Reproduce everything from the start of the records down through the line containing "close-button[interactable] (1381, 1, 1426, 31)", replacing "orb-icon" with "sphere-icon" and changing nothing else.

··· EXERCISE INPUT

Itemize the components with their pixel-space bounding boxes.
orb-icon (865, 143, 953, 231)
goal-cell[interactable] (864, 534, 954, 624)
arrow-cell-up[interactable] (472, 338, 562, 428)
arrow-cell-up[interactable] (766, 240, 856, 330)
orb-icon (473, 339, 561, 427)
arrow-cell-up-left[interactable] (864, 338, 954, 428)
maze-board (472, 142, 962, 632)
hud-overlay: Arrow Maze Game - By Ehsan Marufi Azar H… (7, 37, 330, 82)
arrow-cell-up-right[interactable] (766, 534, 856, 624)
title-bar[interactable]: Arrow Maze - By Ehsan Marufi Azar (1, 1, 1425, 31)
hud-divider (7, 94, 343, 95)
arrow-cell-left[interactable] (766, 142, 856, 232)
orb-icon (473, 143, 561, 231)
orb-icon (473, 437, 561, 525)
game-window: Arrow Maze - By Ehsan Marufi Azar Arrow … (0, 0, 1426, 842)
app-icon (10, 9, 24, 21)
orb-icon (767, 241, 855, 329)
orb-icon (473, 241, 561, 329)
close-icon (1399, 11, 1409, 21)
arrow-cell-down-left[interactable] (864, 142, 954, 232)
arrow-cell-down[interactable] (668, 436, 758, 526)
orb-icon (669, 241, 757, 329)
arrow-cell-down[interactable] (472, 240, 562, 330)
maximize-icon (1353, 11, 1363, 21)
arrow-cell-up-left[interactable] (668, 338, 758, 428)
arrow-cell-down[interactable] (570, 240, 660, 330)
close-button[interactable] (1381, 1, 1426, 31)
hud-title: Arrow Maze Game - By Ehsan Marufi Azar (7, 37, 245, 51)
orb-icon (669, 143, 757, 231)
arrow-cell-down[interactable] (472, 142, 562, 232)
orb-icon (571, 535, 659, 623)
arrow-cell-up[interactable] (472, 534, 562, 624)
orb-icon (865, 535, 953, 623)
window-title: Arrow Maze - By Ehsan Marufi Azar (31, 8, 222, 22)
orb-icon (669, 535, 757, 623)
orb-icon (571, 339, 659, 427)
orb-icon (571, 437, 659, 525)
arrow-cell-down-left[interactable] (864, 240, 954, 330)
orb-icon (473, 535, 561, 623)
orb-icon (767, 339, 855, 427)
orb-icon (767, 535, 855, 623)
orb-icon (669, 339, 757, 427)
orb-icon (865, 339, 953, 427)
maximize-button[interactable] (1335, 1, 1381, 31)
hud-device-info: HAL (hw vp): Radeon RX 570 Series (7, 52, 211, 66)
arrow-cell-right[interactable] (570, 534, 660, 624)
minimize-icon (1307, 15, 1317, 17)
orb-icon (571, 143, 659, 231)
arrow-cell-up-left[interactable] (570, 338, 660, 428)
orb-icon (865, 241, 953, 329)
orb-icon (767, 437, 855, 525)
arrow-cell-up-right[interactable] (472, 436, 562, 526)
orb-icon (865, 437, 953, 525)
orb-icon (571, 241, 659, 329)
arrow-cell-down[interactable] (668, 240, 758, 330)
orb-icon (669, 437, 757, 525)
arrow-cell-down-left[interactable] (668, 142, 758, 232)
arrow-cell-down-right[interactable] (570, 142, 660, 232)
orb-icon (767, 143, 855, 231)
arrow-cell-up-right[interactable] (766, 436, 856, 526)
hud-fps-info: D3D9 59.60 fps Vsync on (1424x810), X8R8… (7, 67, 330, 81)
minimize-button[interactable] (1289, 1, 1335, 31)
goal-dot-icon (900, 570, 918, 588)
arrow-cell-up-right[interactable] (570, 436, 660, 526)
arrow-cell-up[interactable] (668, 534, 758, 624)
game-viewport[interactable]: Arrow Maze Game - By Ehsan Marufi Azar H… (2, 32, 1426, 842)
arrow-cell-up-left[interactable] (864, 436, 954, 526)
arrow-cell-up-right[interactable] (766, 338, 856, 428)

······

**ANSWER TO THE EXERCISE**
Itemize the components with their pixel-space bounding boxes.
sphere-icon (865, 143, 953, 231)
goal-cell[interactable] (864, 534, 954, 624)
arrow-cell-up[interactable] (472, 338, 562, 428)
arrow-cell-up[interactable] (766, 240, 856, 330)
sphere-icon (473, 339, 561, 427)
arrow-cell-up-left[interactable] (864, 338, 954, 428)
maze-board (472, 142, 962, 632)
hud-overlay: Arrow Maze Game - By Ehsan Marufi Azar H… (7, 37, 330, 82)
arrow-cell-up-right[interactable] (766, 534, 856, 624)
title-bar[interactable]: Arrow Maze - By Ehsan Marufi Azar (1, 1, 1425, 31)
hud-divider (7, 94, 343, 95)
arrow-cell-left[interactable] (766, 142, 856, 232)
sphere-icon (473, 143, 561, 231)
sphere-icon (473, 437, 561, 525)
game-window: Arrow Maze - By Ehsan Marufi Azar Arrow … (0, 0, 1426, 842)
app-icon (10, 9, 24, 21)
sphere-icon (767, 241, 855, 329)
sphere-icon (473, 241, 561, 329)
close-icon (1399, 11, 1409, 21)
arrow-cell-down-left[interactable] (864, 142, 954, 232)
arrow-cell-down[interactable] (668, 436, 758, 526)
sphere-icon (669, 241, 757, 329)
arrow-cell-down[interactable] (472, 240, 562, 330)
maximize-icon (1353, 11, 1363, 21)
arrow-cell-up-left[interactable] (668, 338, 758, 428)
arrow-cell-down[interactable] (570, 240, 660, 330)
close-button[interactable] (1381, 1, 1426, 31)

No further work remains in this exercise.